▶ **Exercise objective**
Rewrite the lines that run from the one containing "supplier-table: Business name" through the one containing "app-title: HITHSA Automotive", swapping "Version 2.0" for "Version 3.0" and leaving everything else unchanged. Return only those lines.

▶ **Recorded information**
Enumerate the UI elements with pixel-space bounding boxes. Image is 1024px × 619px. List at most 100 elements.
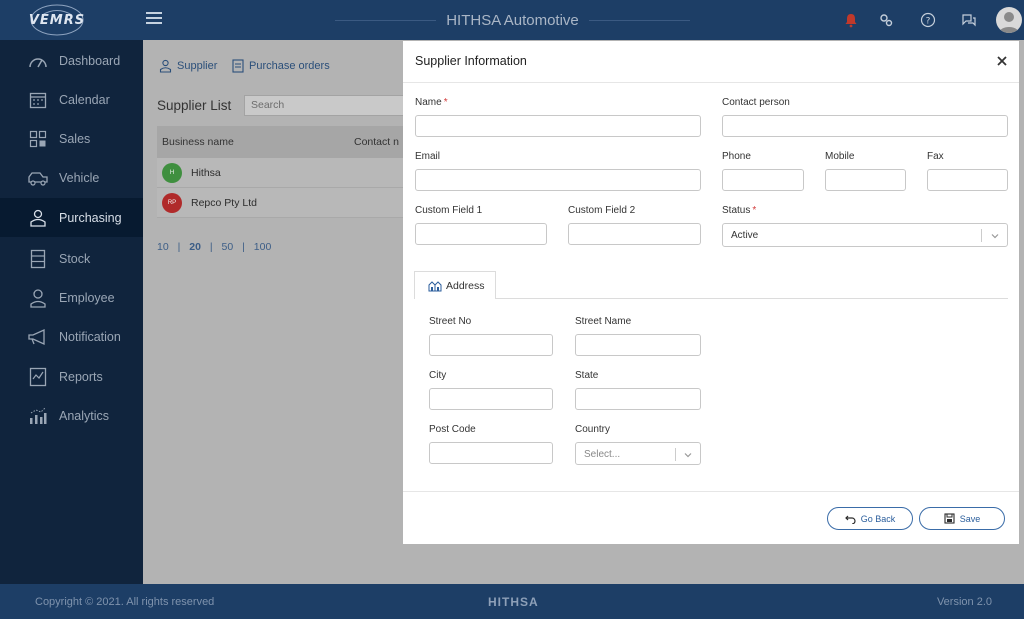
supplier-table: Business name Contact n H Hithsa RP Repc… <box>157 126 427 218</box>
post-code-field[interactable] <box>429 442 553 464</box>
version-text: Version 2.0 <box>936 596 992 608</box>
chevron-down-icon <box>990 231 1000 241</box>
street-no-label: Street No <box>429 316 472 327</box>
sidebar-item-vehicle[interactable]: Vehicle <box>0 158 143 197</box>
app-title: HITHSA Automotive <box>446 11 579 29</box>
sidebar-item-label: Calendar <box>59 92 110 107</box>
page-size-option[interactable]: 50 <box>222 241 234 253</box>
sidebar-item-stock[interactable]: Stock <box>0 239 143 278</box>
street-no-field[interactable] <box>429 334 553 356</box>
calendar-icon <box>26 89 50 111</box>
tab-supplier[interactable]: Supplier <box>159 59 217 73</box>
copyright-text: Copyright © 2021. All rights reserved <box>35 596 215 608</box>
sidebar-item-label: Sales <box>59 131 91 146</box>
table-row[interactable]: H Hithsa <box>157 158 427 188</box>
sidebar-item-sales[interactable]: Sales <box>0 119 143 158</box>
menu-icon[interactable] <box>146 10 162 26</box>
state-field[interactable] <box>575 388 701 410</box>
sidebar-item-analytics[interactable]: Analytics <box>0 396 143 435</box>
app-title-bar: HITHSA Automotive <box>335 8 690 32</box>
search-input[interactable]: Search <box>244 95 414 116</box>
go-back-label: Go Back <box>860 513 896 524</box>
purchase-orders-icon <box>232 59 244 73</box>
help-icon[interactable]: ? <box>917 9 939 31</box>
close-icon[interactable] <box>995 54 1009 68</box>
supplier-icon <box>159 59 172 73</box>
vehicle-icon <box>26 167 50 189</box>
mobile-field[interactable] <box>825 169 906 191</box>
dialog-footer-divider <box>403 491 1019 492</box>
sidebar-item-label: Vehicle <box>59 170 100 185</box>
analytics-icon <box>26 405 50 427</box>
status-value: Active <box>731 230 759 241</box>
business-name: Repco Pty Ltd <box>191 196 257 209</box>
fax-field[interactable] <box>927 169 1008 191</box>
purchasing-icon <box>26 207 50 229</box>
top-bar: VEMRS HITHSA Automotive ? <box>0 0 1024 40</box>
status-label: Status * <box>722 205 757 216</box>
name-field[interactable] <box>415 115 701 137</box>
save-label: Save <box>959 513 981 524</box>
sidebar: Dashboard Calendar Sales Vehicle Purchas… <box>0 40 143 584</box>
contact-person-field[interactable] <box>722 115 1008 137</box>
go-back-button[interactable]: Go Back <box>827 507 913 530</box>
address-icon <box>428 280 442 292</box>
sidebar-item-notification[interactable]: Notification <box>0 317 143 356</box>
chat-icon[interactable] <box>958 9 980 31</box>
custom-field-2-label: Custom Field 2 <box>568 205 636 216</box>
street-name-label: Street Name <box>575 316 632 327</box>
settings-icon[interactable] <box>875 9 897 31</box>
status-select[interactable]: Active <box>722 223 1008 247</box>
phone-field[interactable] <box>722 169 804 191</box>
dialog-title: Supplier Information <box>415 54 527 68</box>
sidebar-item-label: Employee <box>59 290 115 305</box>
user-avatar-icon[interactable] <box>996 7 1022 33</box>
email-label: Email <box>415 151 441 162</box>
tab-address[interactable]: Address <box>414 271 496 299</box>
custom-field-2-input[interactable] <box>568 223 701 245</box>
reports-icon <box>26 366 50 388</box>
tab-label: Supplier <box>177 60 218 72</box>
column-header-business-name[interactable]: Business name <box>157 136 354 148</box>
post-code-label: Post Code <box>429 424 476 435</box>
country-placeholder: Select... <box>584 449 621 460</box>
sidebar-item-dashboard[interactable]: Dashboard <box>0 41 143 80</box>
mobile-label: Mobile <box>825 151 855 162</box>
undo-icon <box>844 514 856 524</box>
phone-label: Phone <box>722 151 751 162</box>
table-row[interactable]: RP Repco Pty Ltd <box>157 188 427 218</box>
custom-field-1-label: Custom Field 1 <box>415 205 483 216</box>
business-name: Hithsa <box>191 166 221 179</box>
page-title: Supplier List <box>157 98 232 113</box>
sidebar-item-calendar[interactable]: Calendar <box>0 80 143 119</box>
page-size-option[interactable]: 100 <box>254 241 272 253</box>
city-label: City <box>429 370 447 381</box>
country-select[interactable]: Select... <box>575 442 701 465</box>
sidebar-item-employee[interactable]: Employee <box>0 278 143 317</box>
save-icon <box>944 513 955 524</box>
dashboard-icon <box>26 50 50 72</box>
pagination: 10 | 20 | 50 | 100 <box>157 241 272 253</box>
city-field[interactable] <box>429 388 553 410</box>
custom-field-1-input[interactable] <box>415 223 547 245</box>
notification-bell-icon[interactable] <box>840 9 862 31</box>
sidebar-item-reports[interactable]: Reports <box>0 357 143 396</box>
page-size-option[interactable]: 10 <box>157 241 169 253</box>
tab-divider <box>495 298 1008 299</box>
chevron-down-icon <box>683 450 693 460</box>
email-field[interactable] <box>415 169 701 191</box>
country-label: Country <box>575 424 611 435</box>
svg-text:?: ? <box>926 17 931 27</box>
tab-purchase-orders[interactable]: Purchase orders <box>232 59 330 73</box>
avatar: RP <box>162 192 182 213</box>
contact-person-label: Contact person <box>722 97 790 108</box>
save-button[interactable]: Save <box>919 507 1005 530</box>
avatar: H <box>162 162 182 183</box>
page-size-option-selected[interactable]: 20 <box>189 241 201 253</box>
street-name-field[interactable] <box>575 334 701 356</box>
logo-text: VEMRS <box>28 12 86 28</box>
sidebar-item-label: Analytics <box>59 408 110 423</box>
megaphone-icon <box>26 326 50 348</box>
sidebar-item-purchasing[interactable]: Purchasing <box>0 198 143 237</box>
app-logo[interactable]: VEMRS <box>28 3 86 37</box>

▶ **Solution for this exercise**
supplier-table: Business name Contact n H Hithsa RP Repc… <box>157 126 427 218</box>
post-code-field[interactable] <box>429 442 553 464</box>
version-text: Version 3.0 <box>936 596 992 608</box>
chevron-down-icon <box>990 231 1000 241</box>
street-no-label: Street No <box>429 316 472 327</box>
sidebar-item-vehicle[interactable]: Vehicle <box>0 158 143 197</box>
app-title: HITHSA Automotive <box>446 11 579 29</box>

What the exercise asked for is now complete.